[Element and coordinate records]
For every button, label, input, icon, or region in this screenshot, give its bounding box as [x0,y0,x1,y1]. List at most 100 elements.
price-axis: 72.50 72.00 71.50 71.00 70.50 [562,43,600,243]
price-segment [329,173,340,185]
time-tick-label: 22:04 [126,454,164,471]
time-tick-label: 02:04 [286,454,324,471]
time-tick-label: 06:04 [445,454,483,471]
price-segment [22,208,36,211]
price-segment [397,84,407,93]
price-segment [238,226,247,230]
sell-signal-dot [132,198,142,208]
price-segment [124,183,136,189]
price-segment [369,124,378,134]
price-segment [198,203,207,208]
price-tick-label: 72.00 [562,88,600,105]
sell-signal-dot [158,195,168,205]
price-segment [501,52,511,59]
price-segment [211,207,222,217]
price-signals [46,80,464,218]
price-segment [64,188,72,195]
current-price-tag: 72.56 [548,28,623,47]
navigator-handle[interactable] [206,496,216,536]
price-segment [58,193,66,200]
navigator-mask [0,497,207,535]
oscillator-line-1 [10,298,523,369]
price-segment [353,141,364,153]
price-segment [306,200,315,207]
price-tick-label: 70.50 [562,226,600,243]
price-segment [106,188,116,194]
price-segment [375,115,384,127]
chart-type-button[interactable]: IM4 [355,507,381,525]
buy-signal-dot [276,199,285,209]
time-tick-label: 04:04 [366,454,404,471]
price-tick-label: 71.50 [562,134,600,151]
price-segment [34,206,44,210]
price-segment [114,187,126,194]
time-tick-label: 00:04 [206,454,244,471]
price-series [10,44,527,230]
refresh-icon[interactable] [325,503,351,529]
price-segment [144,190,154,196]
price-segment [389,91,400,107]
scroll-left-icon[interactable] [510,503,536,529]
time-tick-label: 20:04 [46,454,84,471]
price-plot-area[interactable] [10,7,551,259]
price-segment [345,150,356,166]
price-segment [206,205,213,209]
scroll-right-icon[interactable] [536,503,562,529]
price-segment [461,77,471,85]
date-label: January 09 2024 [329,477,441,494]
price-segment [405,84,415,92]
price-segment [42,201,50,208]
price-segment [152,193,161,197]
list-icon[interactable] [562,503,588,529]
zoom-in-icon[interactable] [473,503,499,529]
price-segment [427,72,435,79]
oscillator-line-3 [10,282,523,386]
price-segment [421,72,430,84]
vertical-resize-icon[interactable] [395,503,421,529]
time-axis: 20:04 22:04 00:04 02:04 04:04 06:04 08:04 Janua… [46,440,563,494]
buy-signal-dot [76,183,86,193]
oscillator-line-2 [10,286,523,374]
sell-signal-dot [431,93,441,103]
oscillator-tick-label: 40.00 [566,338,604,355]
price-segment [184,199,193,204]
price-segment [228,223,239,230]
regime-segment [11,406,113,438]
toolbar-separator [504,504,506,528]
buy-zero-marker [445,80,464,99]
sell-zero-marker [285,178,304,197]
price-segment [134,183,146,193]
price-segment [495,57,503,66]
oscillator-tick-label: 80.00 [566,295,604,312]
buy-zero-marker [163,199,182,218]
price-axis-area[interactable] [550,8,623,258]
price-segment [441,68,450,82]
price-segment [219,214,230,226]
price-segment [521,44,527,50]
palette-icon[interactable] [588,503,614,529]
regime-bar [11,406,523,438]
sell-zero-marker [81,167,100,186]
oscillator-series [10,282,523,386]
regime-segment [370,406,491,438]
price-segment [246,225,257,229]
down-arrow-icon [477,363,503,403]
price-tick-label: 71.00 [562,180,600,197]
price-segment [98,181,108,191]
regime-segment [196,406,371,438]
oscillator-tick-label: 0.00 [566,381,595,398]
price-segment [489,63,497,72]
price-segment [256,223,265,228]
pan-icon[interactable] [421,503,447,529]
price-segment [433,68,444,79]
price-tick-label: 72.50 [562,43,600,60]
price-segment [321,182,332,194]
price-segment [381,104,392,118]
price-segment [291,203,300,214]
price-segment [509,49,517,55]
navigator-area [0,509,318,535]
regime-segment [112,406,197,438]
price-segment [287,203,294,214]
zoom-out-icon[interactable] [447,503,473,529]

* * *

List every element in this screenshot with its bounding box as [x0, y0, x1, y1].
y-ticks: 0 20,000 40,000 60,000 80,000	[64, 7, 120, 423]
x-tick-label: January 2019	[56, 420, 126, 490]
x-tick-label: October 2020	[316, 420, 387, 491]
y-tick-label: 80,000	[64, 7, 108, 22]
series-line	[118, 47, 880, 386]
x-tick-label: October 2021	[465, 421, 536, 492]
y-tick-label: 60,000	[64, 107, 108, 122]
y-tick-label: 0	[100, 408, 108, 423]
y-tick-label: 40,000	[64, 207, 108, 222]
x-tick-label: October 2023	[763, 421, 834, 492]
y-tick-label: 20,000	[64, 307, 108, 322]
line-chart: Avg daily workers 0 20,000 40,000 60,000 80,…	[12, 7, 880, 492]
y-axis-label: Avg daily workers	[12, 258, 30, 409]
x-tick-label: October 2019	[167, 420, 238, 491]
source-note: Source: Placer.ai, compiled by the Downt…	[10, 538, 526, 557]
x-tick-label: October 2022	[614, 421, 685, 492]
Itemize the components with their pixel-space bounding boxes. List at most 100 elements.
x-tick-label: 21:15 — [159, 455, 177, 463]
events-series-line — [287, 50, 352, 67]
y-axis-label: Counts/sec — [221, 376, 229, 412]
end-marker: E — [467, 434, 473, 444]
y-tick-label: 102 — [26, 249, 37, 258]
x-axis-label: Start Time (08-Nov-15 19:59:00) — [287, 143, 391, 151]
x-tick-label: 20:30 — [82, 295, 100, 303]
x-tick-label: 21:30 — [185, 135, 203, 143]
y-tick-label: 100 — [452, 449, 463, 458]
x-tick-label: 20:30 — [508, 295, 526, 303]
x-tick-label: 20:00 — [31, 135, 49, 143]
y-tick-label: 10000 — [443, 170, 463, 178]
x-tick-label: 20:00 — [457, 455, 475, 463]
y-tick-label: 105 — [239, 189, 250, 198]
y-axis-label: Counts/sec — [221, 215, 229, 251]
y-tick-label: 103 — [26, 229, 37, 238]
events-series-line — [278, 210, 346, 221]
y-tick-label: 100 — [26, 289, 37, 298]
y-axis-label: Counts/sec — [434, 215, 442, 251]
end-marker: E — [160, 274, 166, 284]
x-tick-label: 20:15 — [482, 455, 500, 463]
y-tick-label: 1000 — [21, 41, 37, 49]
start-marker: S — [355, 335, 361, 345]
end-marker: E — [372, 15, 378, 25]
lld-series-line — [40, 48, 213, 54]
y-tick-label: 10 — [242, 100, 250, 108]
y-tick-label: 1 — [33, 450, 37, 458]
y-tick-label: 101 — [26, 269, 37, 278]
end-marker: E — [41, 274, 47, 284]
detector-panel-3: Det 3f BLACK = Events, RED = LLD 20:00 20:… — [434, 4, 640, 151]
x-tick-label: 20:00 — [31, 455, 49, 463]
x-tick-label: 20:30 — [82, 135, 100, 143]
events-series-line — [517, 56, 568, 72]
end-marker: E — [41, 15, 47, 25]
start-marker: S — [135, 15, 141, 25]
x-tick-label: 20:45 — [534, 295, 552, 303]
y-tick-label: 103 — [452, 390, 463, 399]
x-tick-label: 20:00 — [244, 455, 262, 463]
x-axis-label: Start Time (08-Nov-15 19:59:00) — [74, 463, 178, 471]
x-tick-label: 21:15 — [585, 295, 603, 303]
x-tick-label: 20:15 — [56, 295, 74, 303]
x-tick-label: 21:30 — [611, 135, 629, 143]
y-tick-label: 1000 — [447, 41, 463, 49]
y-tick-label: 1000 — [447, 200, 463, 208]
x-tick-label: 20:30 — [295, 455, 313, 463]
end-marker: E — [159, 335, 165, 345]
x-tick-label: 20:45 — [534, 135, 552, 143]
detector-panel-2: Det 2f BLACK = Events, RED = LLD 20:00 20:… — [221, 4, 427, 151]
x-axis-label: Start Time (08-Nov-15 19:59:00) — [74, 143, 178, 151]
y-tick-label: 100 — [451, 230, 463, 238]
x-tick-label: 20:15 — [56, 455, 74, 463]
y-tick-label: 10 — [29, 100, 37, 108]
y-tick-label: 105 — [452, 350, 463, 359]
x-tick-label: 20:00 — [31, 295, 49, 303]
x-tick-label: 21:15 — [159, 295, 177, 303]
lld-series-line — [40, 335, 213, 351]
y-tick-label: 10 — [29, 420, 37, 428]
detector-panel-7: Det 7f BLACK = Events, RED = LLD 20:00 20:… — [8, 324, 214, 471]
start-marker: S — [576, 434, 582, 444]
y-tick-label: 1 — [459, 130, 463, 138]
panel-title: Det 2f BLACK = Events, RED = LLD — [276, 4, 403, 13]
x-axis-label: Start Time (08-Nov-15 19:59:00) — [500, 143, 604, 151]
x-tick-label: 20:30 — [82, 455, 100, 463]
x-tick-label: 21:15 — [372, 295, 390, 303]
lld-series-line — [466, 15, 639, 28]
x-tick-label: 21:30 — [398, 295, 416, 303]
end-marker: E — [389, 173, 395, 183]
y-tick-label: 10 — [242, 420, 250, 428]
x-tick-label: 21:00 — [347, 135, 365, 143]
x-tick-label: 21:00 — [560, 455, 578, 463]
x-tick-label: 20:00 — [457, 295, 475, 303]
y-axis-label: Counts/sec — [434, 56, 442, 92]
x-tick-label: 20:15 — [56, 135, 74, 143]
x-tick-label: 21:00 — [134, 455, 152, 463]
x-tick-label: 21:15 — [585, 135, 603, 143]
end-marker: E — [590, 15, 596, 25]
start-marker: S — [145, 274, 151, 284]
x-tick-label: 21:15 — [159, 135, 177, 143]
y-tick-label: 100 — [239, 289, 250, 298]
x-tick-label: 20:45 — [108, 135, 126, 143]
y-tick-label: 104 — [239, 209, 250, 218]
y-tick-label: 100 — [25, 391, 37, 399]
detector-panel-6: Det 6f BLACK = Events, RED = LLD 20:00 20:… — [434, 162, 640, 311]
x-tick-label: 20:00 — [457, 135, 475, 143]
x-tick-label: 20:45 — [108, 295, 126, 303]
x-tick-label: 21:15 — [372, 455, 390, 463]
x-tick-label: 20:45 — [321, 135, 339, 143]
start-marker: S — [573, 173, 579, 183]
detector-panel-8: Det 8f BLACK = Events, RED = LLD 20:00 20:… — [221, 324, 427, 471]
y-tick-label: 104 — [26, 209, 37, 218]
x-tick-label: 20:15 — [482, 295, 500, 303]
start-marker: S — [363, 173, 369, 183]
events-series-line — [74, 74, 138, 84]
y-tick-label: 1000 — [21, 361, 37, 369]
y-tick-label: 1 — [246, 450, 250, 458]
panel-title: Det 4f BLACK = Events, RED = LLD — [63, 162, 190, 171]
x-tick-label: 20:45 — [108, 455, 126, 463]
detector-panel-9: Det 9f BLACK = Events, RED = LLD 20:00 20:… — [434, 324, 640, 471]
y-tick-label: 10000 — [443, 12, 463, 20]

==

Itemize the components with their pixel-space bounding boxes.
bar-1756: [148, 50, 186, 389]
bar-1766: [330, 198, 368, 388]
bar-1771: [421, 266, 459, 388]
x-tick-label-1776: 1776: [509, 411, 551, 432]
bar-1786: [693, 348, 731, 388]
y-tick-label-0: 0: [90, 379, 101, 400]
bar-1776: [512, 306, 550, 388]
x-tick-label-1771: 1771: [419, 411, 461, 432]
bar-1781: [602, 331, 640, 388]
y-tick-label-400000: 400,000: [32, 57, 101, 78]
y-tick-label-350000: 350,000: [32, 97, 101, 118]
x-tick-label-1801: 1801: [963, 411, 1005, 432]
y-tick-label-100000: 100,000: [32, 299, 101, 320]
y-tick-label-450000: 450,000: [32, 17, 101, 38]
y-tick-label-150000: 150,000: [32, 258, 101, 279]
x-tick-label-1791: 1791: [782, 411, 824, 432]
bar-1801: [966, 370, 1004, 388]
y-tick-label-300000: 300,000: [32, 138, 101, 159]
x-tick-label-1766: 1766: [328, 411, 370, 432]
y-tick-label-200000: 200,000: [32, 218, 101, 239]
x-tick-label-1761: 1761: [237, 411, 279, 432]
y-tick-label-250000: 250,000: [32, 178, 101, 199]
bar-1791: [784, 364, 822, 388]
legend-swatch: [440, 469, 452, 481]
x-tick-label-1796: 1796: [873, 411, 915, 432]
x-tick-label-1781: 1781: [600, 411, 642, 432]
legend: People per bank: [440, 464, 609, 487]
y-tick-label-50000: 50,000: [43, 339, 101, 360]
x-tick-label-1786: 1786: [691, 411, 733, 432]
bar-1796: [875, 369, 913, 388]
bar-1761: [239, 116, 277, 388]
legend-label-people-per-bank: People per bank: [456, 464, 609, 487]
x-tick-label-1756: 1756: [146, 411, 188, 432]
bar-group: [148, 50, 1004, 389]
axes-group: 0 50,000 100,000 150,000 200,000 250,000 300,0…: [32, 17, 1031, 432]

# [Your goal]
Rename "x-tick-label" to "x-axis-tick" in the lines from the line with "List every element" to the line with "events-series-line — [287, 50, 352, 67]", and write out only those lines with nothing else changed.

# [Task output]
List every element in this screenshot with its bounding box as [x0, y0, x1, y1].
y-ticks: 0 20,000 40,000 60,000 80,000	[64, 7, 120, 423]
x-axis-tick: January 2019	[56, 420, 126, 490]
x-axis-tick: October 2020	[316, 420, 387, 491]
y-tick-label: 80,000	[64, 7, 108, 22]
series-line	[118, 47, 880, 386]
x-axis-tick: October 2021	[465, 421, 536, 492]
y-tick-label: 60,000	[64, 107, 108, 122]
y-tick-label: 0	[100, 408, 108, 423]
y-tick-label: 40,000	[64, 207, 108, 222]
x-axis-tick: October 2023	[763, 421, 834, 492]
y-tick-label: 20,000	[64, 307, 108, 322]
line-chart: Avg daily workers 0 20,000 40,000 60,000 80,…	[12, 7, 880, 492]
y-axis-label: Avg daily workers	[12, 258, 30, 409]
x-axis-tick: October 2019	[167, 420, 238, 491]
source-note: Source: Placer.ai, compiled by the Downt…	[10, 538, 526, 557]
x-axis-tick: October 2022	[614, 421, 685, 492]
Itemize the components with their pixel-space bounding boxes. List at most 100 elements.
x-axis-tick: 21:15 — [159, 455, 177, 463]
events-series-line — [287, 50, 352, 67]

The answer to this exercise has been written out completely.